- [EXERCISE PROMPT]
How many lines in the records below contain the word "JSON"? Answer with the number alone.

[Figure contents as structured data]
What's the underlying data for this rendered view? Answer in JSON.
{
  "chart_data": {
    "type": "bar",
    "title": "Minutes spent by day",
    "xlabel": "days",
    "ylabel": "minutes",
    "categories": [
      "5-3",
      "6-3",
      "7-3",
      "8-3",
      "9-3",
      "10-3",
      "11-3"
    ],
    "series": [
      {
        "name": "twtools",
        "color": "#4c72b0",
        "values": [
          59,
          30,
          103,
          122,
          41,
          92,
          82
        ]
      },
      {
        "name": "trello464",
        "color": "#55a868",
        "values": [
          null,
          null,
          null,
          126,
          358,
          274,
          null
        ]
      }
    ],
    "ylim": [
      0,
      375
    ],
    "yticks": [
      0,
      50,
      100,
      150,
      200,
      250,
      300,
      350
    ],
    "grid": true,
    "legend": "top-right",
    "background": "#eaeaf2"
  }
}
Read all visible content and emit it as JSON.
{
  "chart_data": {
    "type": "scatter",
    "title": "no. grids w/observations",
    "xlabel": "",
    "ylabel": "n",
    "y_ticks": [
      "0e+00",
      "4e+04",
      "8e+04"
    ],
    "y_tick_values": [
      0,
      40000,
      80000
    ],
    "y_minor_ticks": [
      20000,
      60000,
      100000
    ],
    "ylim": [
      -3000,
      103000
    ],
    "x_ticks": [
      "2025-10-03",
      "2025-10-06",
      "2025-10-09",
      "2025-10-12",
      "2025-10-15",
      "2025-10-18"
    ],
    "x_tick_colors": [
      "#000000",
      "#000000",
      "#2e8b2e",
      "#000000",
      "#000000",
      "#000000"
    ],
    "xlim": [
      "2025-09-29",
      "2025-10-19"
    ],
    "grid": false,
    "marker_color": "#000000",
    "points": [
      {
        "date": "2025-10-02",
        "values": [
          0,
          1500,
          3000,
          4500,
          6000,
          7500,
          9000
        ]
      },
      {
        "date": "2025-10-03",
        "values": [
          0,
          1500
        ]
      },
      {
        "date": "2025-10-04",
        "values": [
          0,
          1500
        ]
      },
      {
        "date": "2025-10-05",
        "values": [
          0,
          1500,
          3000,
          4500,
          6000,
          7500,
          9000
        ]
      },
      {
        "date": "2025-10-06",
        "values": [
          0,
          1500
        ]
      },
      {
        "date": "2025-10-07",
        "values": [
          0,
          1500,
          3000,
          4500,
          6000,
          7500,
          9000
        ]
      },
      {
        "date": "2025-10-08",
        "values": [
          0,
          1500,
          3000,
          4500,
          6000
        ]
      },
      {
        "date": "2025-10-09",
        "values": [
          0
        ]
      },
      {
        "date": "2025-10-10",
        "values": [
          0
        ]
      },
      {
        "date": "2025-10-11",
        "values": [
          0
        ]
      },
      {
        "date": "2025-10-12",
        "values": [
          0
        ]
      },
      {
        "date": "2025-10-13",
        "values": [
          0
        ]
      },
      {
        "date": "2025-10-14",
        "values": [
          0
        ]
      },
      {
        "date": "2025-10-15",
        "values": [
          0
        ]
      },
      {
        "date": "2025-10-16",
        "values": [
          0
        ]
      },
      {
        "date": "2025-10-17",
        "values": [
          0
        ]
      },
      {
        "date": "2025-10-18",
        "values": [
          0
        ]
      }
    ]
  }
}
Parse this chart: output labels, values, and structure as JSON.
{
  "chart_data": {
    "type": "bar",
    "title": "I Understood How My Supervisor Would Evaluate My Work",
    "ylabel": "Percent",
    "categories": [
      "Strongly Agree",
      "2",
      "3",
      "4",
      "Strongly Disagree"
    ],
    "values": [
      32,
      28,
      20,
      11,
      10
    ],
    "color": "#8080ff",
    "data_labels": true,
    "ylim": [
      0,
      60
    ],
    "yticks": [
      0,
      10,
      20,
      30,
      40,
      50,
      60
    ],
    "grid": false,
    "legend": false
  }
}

- [EXERCISE ANSWER]
3